Exercise prompt
Copy out each line of the material in which the word "value" appears.

Provided records
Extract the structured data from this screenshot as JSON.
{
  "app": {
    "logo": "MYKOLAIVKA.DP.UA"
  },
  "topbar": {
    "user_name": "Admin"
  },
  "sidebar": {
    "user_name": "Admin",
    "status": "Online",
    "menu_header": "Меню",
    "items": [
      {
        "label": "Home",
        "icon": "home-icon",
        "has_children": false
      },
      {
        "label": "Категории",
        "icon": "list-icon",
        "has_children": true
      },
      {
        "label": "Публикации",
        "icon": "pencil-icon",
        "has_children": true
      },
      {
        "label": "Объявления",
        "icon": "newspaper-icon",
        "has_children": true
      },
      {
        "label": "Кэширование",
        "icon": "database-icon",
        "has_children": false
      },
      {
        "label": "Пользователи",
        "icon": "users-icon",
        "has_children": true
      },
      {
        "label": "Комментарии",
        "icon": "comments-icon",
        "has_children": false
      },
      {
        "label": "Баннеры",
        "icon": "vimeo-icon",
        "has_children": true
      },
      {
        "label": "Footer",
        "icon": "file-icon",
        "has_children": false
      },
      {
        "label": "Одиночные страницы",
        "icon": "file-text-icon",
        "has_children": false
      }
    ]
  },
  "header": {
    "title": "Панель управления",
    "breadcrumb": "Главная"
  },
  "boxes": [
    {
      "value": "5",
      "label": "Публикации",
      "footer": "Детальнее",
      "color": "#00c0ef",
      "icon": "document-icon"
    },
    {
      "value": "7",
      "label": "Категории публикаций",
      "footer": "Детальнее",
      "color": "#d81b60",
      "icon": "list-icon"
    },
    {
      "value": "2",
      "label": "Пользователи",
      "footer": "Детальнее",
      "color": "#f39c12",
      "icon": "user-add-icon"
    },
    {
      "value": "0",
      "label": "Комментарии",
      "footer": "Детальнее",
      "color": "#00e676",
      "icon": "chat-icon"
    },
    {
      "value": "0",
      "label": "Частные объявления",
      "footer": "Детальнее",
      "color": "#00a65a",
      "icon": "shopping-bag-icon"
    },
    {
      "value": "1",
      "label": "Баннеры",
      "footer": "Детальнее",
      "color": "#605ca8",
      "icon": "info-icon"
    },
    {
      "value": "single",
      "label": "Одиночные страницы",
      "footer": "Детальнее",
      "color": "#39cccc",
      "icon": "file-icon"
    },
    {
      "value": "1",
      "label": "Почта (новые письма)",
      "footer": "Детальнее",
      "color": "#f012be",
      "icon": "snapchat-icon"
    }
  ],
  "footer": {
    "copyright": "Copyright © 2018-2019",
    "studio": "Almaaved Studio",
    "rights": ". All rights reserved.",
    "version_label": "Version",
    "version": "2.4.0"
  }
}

Result of the task
      "value": "5",
      "value": "7",
      "value": "2",
      "value": "0",
      "value": "0",
      "value": "1",
      "value": "single",
      "value": "1",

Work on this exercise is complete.